To do - Below is a listing; write it out exactly and drop any images from it.

Input data -

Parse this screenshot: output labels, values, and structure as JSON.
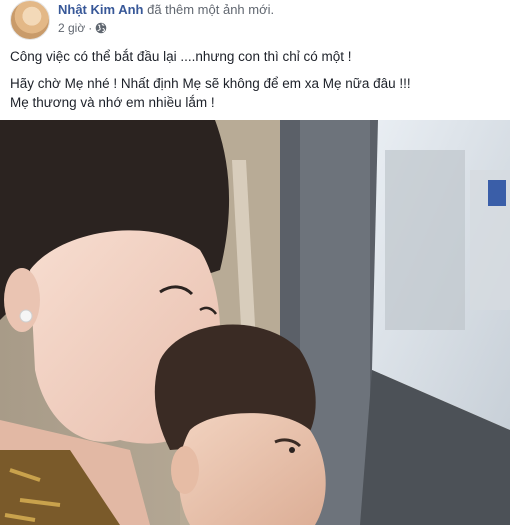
{
  "post": {
    "author": "Nhật Kim Anh",
    "action": "đã thêm một ảnh mới.",
    "time": "2 giờ",
    "privacy_icon": "globe-icon",
    "lines": [
      "Công việc có thể bắt đầu lại ....nhưng con thì chỉ có một !",
      "Hãy chờ Mẹ nhé ! Nhất định Mẹ sẽ không để em xa Mẹ nữa đâu !!!",
      "Mẹ thương và nhớ em nhiều lắm !"
    ]
  },
  "colors": {
    "author_link": "#385898",
    "meta_text": "#616770",
    "body_text": "#1d2129"
  }
}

Answer below -
Parse this screenshot: output labels, values, and structure as JSON.
{
  "post": {
    "author": "Nhật Kim Anh",
    "action": "đã thêm một ảnh mới.",
    "time": "2 giờ",
    "privacy_icon": "globe-icon",
    "lines": [
      "Công việc có thể bắt đầu lại ....nhưng con thì chỉ có một !",
      "Hãy chờ Mẹ nhé ! Nhất định Mẹ sẽ không để em xa Mẹ nữa đâu !!!",
      "Mẹ thương và nhớ em nhiều lắm !"
    ]
  },
  "colors": {
    "author_link": "#385898",
    "meta_text": "#616770",
    "body_text": "#1d2129"
  }
}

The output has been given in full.